Start

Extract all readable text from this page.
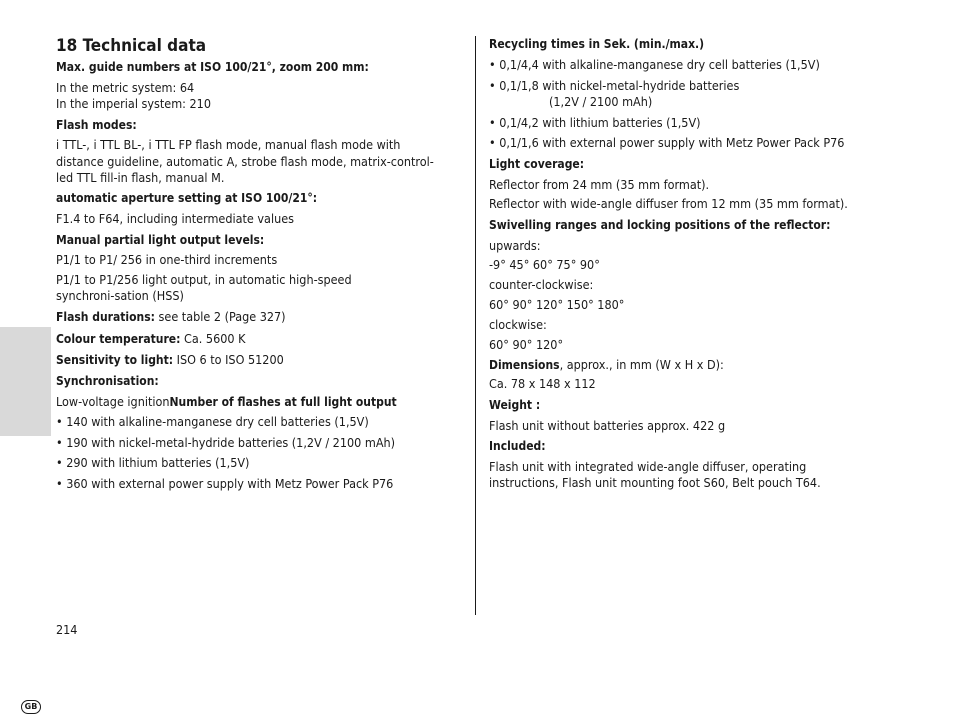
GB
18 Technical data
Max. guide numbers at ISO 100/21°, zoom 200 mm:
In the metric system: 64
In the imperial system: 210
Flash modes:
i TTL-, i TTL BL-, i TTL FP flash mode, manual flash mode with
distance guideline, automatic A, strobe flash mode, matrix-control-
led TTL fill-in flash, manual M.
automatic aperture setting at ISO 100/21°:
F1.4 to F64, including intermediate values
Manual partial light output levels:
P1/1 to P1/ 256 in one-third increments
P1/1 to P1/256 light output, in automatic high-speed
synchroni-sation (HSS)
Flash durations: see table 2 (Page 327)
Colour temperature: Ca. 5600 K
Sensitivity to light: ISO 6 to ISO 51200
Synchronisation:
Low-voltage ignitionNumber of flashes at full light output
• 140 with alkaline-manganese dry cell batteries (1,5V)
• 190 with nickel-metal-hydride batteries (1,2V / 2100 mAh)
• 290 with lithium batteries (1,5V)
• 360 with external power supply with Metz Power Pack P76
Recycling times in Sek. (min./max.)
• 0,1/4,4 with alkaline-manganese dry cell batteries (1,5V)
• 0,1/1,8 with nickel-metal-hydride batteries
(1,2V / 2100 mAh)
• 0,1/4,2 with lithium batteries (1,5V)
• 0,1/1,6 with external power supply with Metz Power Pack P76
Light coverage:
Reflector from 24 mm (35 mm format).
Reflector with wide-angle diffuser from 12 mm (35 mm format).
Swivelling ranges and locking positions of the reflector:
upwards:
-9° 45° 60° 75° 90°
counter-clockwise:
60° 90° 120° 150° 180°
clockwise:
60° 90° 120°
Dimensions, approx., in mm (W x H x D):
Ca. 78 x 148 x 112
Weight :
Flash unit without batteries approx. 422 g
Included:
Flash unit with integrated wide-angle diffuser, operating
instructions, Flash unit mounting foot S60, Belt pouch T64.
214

End
Start

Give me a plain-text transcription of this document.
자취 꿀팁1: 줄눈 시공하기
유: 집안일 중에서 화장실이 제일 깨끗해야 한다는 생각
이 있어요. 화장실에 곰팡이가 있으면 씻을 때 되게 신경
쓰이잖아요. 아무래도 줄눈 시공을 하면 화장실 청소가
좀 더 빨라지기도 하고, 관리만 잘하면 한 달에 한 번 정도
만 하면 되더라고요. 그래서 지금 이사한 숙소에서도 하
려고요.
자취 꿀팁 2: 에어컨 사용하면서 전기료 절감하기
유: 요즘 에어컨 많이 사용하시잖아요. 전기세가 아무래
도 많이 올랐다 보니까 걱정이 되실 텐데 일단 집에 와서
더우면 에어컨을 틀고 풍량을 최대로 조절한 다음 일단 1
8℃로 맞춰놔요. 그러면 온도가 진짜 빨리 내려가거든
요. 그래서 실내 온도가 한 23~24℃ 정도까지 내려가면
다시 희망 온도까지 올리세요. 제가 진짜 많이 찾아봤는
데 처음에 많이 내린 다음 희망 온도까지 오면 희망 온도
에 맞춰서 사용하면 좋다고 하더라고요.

End

*REQUEST*
Using the records above, select and copy every line that has the word "온도까지".

*TASK RESULT*
다시 희망 온도까지 올리세요. 제가 진짜 많이 찾아봤는
데 처음에 많이 내린 다음 희망 온도까지 오면 희망 온도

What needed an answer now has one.